[Dataset entries]

--- Begin ---

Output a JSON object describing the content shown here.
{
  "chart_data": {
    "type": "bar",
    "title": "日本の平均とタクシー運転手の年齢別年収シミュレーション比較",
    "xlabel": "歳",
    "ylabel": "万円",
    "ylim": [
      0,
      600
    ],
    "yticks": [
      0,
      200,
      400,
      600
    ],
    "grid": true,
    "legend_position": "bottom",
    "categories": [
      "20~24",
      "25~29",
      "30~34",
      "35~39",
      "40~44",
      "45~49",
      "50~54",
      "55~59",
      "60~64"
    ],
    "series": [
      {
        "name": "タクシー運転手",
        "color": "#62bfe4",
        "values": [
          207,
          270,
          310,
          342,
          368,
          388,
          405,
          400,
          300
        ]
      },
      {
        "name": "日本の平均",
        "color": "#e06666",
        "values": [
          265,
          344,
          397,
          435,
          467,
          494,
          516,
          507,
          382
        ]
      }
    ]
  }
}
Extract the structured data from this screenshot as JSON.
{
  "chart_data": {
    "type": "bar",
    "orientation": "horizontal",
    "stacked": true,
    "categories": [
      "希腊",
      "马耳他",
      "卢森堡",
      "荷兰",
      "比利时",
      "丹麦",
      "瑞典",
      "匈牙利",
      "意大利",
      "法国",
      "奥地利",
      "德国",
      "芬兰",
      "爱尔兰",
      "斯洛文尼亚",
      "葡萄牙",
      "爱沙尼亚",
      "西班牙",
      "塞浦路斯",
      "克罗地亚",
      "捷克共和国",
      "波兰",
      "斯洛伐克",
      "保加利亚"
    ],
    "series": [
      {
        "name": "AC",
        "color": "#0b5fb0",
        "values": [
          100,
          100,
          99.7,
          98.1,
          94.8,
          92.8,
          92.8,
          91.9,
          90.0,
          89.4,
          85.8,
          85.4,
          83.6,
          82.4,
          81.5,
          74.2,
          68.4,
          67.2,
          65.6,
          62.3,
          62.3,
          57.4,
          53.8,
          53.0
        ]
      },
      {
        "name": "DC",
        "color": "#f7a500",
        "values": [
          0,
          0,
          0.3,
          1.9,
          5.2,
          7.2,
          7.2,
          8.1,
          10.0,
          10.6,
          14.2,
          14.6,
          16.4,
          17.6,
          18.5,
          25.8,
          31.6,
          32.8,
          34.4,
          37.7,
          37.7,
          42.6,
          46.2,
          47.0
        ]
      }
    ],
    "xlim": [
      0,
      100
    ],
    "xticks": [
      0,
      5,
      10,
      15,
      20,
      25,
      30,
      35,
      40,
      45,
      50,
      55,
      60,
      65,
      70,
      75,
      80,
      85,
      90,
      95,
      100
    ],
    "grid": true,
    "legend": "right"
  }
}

--- End ---

### Objective
Within the listing above, find every line containing the string "JSON" and return it.

### Exercise response
Output a JSON object describing the content shown here.
Extract the structured data from this screenshot as JSON.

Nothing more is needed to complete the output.